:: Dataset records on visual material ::

◆ ◆ ◆ ◆

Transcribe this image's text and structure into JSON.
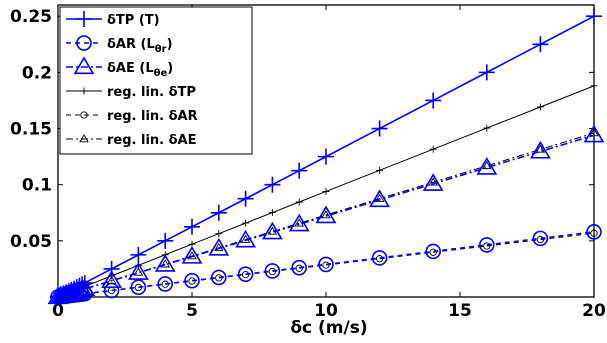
{
  "chart_data": {
    "type": "line",
    "title": "",
    "xlabel": "δc (m/s)",
    "ylabel": "",
    "xlim": [
      0,
      20
    ],
    "ylim": [
      0,
      0.26
    ],
    "xticks": [
      0,
      5,
      10,
      15,
      20
    ],
    "xtick_labels": [
      "0",
      "5",
      "10",
      "15",
      "20"
    ],
    "yticks": [
      0.05,
      0.1,
      0.15,
      0.2,
      0.25
    ],
    "ytick_labels": [
      "0.05",
      "0.1",
      "0.15",
      "0.2",
      "0.25"
    ],
    "grid": false,
    "legend_position": "top-left",
    "series": [
      {
        "name": "δTP (T)",
        "legend_main": "δTP (T)",
        "legend_sub": "",
        "legend_tail": "",
        "color": "#0000ff",
        "marker": "plus",
        "line": "solid",
        "x": [
          0,
          0.1,
          0.2,
          0.3,
          0.4,
          0.5,
          0.6,
          0.7,
          0.8,
          0.9,
          1,
          2,
          3,
          4,
          5,
          6,
          7,
          8,
          9,
          10,
          12,
          14,
          16,
          18,
          20
        ],
        "y": [
          0,
          0.00125,
          0.0025,
          0.00375,
          0.005,
          0.00625,
          0.0075,
          0.00875,
          0.01,
          0.01125,
          0.0125,
          0.025,
          0.0375,
          0.05,
          0.0625,
          0.075,
          0.0875,
          0.1,
          0.1125,
          0.125,
          0.15,
          0.175,
          0.2,
          0.225,
          0.25
        ]
      },
      {
        "name": "δAR (Lθr)",
        "legend_main": "δAR (L",
        "legend_sub": "θr",
        "legend_tail": ")",
        "color": "#0000ff",
        "marker": "circle",
        "line": "dashed",
        "x": [
          0,
          0.1,
          0.2,
          0.3,
          0.4,
          0.5,
          0.6,
          0.7,
          0.8,
          0.9,
          1,
          2,
          3,
          4,
          5,
          6,
          7,
          8,
          9,
          10,
          12,
          14,
          16,
          18,
          20
        ],
        "y": [
          0,
          0.0003,
          0.0006,
          0.0009,
          0.0012,
          0.0015,
          0.0017,
          0.002,
          0.0023,
          0.0026,
          0.0029,
          0.0058,
          0.0087,
          0.0116,
          0.0145,
          0.0174,
          0.0203,
          0.0232,
          0.0261,
          0.029,
          0.0348,
          0.0406,
          0.0464,
          0.0522,
          0.058
        ]
      },
      {
        "name": "δAE (Lθe)",
        "legend_main": "δAE (L",
        "legend_sub": "θe",
        "legend_tail": ")",
        "color": "#0000ff",
        "marker": "triangle",
        "line": "dashdot",
        "x": [
          0,
          0.1,
          0.2,
          0.3,
          0.4,
          0.5,
          0.6,
          0.7,
          0.8,
          0.9,
          1,
          2,
          3,
          4,
          5,
          6,
          7,
          8,
          9,
          10,
          12,
          14,
          16,
          18,
          20
        ],
        "y": [
          0,
          0.0007,
          0.0014,
          0.0022,
          0.0029,
          0.0036,
          0.0043,
          0.005,
          0.0058,
          0.0065,
          0.0072,
          0.0144,
          0.0216,
          0.0288,
          0.036,
          0.0432,
          0.0504,
          0.0576,
          0.0648,
          0.072,
          0.0864,
          0.1008,
          0.1152,
          0.1296,
          0.144
        ]
      },
      {
        "name": "reg. lin. δTP",
        "legend_main": "reg. lin. δTP",
        "legend_sub": "",
        "legend_tail": "",
        "color": "#000000",
        "marker": "plus-small",
        "line": "solid-thin",
        "x": [
          0,
          1,
          2,
          3,
          4,
          5,
          6,
          7,
          8,
          9,
          10,
          12,
          14,
          16,
          18,
          20
        ],
        "y": [
          0,
          0.0094,
          0.0188,
          0.0282,
          0.0376,
          0.047,
          0.0564,
          0.0658,
          0.0752,
          0.0846,
          0.094,
          0.1128,
          0.1316,
          0.1504,
          0.1692,
          0.188
        ]
      },
      {
        "name": "reg. lin. δAR",
        "legend_main": "reg. lin. δAR",
        "legend_sub": "",
        "legend_tail": "",
        "color": "#000000",
        "marker": "circle-small",
        "line": "dashed-thin",
        "x": [
          0,
          1,
          2,
          3,
          4,
          5,
          6,
          7,
          8,
          9,
          10,
          12,
          14,
          16,
          18,
          20
        ],
        "y": [
          0,
          0.0028,
          0.0057,
          0.0085,
          0.0114,
          0.0142,
          0.017,
          0.0199,
          0.0227,
          0.0256,
          0.0284,
          0.0341,
          0.0398,
          0.0454,
          0.0511,
          0.0568
        ]
      },
      {
        "name": "reg. lin. δAE",
        "legend_main": "reg. lin. δAE",
        "legend_sub": "",
        "legend_tail": "",
        "color": "#000000",
        "marker": "triangle-small",
        "line": "dashdot-thin",
        "x": [
          0,
          1,
          2,
          3,
          4,
          5,
          6,
          7,
          8,
          9,
          10,
          12,
          14,
          16,
          18,
          20
        ],
        "y": [
          0,
          0.0073,
          0.0146,
          0.0219,
          0.0292,
          0.0365,
          0.0438,
          0.0511,
          0.0584,
          0.0657,
          0.073,
          0.0876,
          0.1022,
          0.1168,
          0.1314,
          0.146
        ]
      }
    ]
  }
}
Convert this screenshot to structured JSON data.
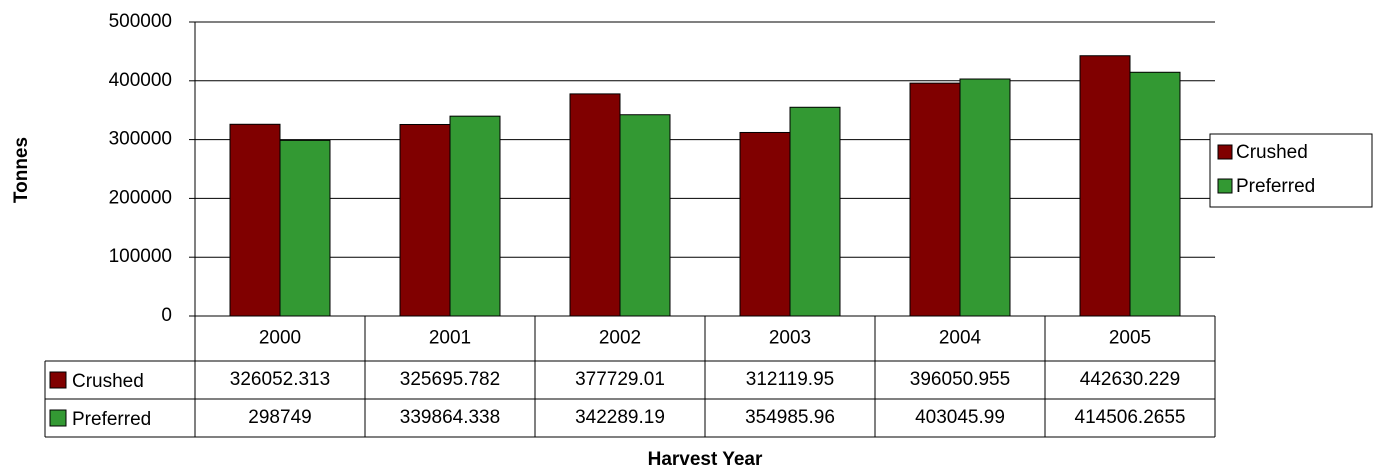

◆ ◆ ◆ ◆

:: What is asked ::
List every line above containing the word "marker".

:: Solution for this problem ::
        "marker": "plus",
        "marker": "circle",
        "marker": "triangle",
        "marker": "plus-small",
        "marker": "circle-small",
        "marker": "triangle-small",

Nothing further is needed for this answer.